» WRITTEN TASK
Extract the complete data exactly as given.

╭─ EXERCISE MATERIALS

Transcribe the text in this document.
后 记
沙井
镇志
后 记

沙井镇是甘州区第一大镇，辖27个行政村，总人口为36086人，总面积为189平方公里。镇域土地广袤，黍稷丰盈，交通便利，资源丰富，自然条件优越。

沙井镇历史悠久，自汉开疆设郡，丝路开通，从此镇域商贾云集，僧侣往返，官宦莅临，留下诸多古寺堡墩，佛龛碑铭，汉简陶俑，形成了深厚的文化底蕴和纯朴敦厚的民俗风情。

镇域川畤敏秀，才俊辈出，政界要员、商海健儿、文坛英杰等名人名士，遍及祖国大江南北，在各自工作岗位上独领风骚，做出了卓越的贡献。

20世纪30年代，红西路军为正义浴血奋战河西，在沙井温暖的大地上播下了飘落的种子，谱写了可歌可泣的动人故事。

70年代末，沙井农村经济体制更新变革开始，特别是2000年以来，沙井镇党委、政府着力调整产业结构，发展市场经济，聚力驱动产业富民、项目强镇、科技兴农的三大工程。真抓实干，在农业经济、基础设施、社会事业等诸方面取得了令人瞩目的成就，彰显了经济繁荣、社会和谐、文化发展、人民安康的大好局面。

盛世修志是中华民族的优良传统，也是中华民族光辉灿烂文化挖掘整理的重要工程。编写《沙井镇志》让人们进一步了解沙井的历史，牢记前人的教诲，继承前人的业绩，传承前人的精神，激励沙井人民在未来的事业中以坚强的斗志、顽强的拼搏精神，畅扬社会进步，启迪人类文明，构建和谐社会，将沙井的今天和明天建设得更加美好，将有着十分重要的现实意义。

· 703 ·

╰─

» RESULT FOR THIS TASK
Transcribe the text in this document.
后 记
沙井
镇志
后 记

沙井镇是甘州区第一大镇，辖27个行政村，总人口为36086人，总面积为189平方公里。镇域土地广袤，黍稷丰盈，交通便利，资源丰富，自然条件优越。

沙井镇历史悠久，自汉开疆设郡，丝路开通，从此镇域商贾云集，僧侣往返，官宦莅临，留下诸多古寺堡墩，佛龛碑铭，汉简陶俑，形成了深厚的文化底蕴和纯朴敦厚的民俗风情。

镇域川畤敏秀，才俊辈出，政界要员、商海健儿、文坛英杰等名人名士，遍及祖国大江南北，在各自工作岗位上独领风骚，做出了卓越的贡献。

20世纪30年代，红西路军为正义浴血奋战河西，在沙井温暖的大地上播下了飘落的种子，谱写了可歌可泣的动人故事。

70年代末，沙井农村经济体制更新变革开始，特别是2000年以来，沙井镇党委、政府着力调整产业结构，发展市场经济，聚力驱动产业富民、项目强镇、科技兴农的三大工程。真抓实干，在农业经济、基础设施、社会事业等诸方面取得了令人瞩目的成就，彰显了经济繁荣、社会和谐、文化发展、人民安康的大好局面。

盛世修志是中华民族的优良传统，也是中华民族光辉灿烂文化挖掘整理的重要工程。编写《沙井镇志》让人们进一步了解沙井的历史，牢记前人的教诲，继承前人的业绩，传承前人的精神，激励沙井人民在未来的事业中以坚强的斗志、顽强的拼搏精神，畅扬社会进步，启迪人类文明，构建和谐社会，将沙井的今天和明天建设得更加美好，将有着十分重要的现实意义。

· 703 ·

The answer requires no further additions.